[Records about charts and figures]
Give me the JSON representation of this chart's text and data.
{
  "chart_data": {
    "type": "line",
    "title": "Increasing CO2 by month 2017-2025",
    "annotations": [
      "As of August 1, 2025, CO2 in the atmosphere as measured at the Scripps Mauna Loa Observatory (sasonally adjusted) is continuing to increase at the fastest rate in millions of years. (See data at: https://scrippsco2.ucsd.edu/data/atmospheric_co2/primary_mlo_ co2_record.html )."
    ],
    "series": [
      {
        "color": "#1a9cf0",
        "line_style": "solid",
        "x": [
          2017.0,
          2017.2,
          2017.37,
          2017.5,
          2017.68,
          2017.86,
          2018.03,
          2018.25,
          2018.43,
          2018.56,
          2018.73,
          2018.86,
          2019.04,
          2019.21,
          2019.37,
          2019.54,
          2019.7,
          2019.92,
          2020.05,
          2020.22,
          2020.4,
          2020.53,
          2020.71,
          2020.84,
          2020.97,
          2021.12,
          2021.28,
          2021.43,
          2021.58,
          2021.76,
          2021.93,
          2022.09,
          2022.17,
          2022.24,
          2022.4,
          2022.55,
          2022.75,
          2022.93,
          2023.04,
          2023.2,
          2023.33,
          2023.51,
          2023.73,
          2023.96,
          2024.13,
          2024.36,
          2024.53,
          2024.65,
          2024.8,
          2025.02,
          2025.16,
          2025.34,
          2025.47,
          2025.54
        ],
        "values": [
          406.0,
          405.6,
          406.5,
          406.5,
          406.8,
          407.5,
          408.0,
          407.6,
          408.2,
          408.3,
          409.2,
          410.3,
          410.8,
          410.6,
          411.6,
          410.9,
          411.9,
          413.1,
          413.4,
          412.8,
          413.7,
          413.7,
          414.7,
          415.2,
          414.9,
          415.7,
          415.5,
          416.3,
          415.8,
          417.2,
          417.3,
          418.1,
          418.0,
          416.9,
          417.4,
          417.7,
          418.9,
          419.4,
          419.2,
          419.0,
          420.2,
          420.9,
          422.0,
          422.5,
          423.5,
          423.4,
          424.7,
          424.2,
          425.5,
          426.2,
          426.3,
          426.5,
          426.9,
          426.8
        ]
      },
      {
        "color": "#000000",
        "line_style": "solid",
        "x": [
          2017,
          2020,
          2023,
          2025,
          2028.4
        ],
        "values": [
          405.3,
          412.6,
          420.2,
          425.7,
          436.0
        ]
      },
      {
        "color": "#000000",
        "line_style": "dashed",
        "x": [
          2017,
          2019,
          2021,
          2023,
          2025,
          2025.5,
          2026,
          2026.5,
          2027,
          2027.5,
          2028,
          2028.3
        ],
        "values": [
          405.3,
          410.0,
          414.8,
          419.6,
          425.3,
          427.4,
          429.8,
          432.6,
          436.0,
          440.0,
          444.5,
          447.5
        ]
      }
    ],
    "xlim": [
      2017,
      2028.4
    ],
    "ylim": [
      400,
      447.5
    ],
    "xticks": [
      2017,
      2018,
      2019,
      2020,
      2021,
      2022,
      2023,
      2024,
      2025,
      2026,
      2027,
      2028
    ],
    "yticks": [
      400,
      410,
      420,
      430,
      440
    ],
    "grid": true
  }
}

■ Short exercise ■
Reproduce every line of the material above exactly.

■ Written answer ■
Give me the JSON representation of this chart's text and data.
{
  "chart_data": {
    "type": "line",
    "title": "Increasing CO2 by month 2017-2025",
    "annotations": [
      "As of August 1, 2025, CO2 in the atmosphere as measured at the Scripps Mauna Loa Observatory (sasonally adjusted) is continuing to increase at the fastest rate in millions of years. (See data at: https://scrippsco2.ucsd.edu/data/atmospheric_co2/primary_mlo_ co2_record.html )."
    ],
    "series": [
      {
        "color": "#1a9cf0",
        "line_style": "solid",
        "x": [
          2017.0,
          2017.2,
          2017.37,
          2017.5,
          2017.68,
          2017.86,
          2018.03,
          2018.25,
          2018.43,
          2018.56,
          2018.73,
          2018.86,
          2019.04,
          2019.21,
          2019.37,
          2019.54,
          2019.7,
          2019.92,
          2020.05,
          2020.22,
          2020.4,
          2020.53,
          2020.71,
          2020.84,
          2020.97,
          2021.12,
          2021.28,
          2021.43,
          2021.58,
          2021.76,
          2021.93,
          2022.09,
          2022.17,
          2022.24,
          2022.4,
          2022.55,
          2022.75,
          2022.93,
          2023.04,
          2023.2,
          2023.33,
          2023.51,
          2023.73,
          2023.96,
          2024.13,
          2024.36,
          2024.53,
          2024.65,
          2024.8,
          2025.02,
          2025.16,
          2025.34,
          2025.47,
          2025.54
        ],
        "values": [
          406.0,
          405.6,
          406.5,
          406.5,
          406.8,
          407.5,
          408.0,
          407.6,
          408.2,
          408.3,
          409.2,
          410.3,
          410.8,
          410.6,
          411.6,
          410.9,
          411.9,
          413.1,
          413.4,
          412.8,
          413.7,
          413.7,
          414.7,
          415.2,
          414.9,
          415.7,
          415.5,
          416.3,
          415.8,
          417.2,
          417.3,
          418.1,
          418.0,
          416.9,
          417.4,
          417.7,
          418.9,
          419.4,
          419.2,
          419.0,
          420.2,
          420.9,
          422.0,
          422.5,
          423.5,
          423.4,
          424.7,
          424.2,
          425.5,
          426.2,
          426.3,
          426.5,
          426.9,
          426.8
        ]
      },
      {
        "color": "#000000",
        "line_style": "solid",
        "x": [
          2017,
          2020,
          2023,
          2025,
          2028.4
        ],
        "values": [
          405.3,
          412.6,
          420.2,
          425.7,
          436.0
        ]
      },
      {
        "color": "#000000",
        "line_style": "dashed",
        "x": [
          2017,
          2019,
          2021,
          2023,
          2025,
          2025.5,
          2026,
          2026.5,
          2027,
          2027.5,
          2028,
          2028.3
        ],
        "values": [
          405.3,
          410.0,
          414.8,
          419.6,
          425.3,
          427.4,
          429.8,
          432.6,
          436.0,
          440.0,
          444.5,
          447.5
        ]
      }
    ],
    "xlim": [
      2017,
      2028.4
    ],
    "ylim": [
      400,
      447.5
    ],
    "xticks": [
      2017,
      2018,
      2019,
      2020,
      2021,
      2022,
      2023,
      2024,
      2025,
      2026,
      2027,
      2028
    ],
    "yticks": [
      400,
      410,
      420,
      430,
      440
    ],
    "grid": true
  }
}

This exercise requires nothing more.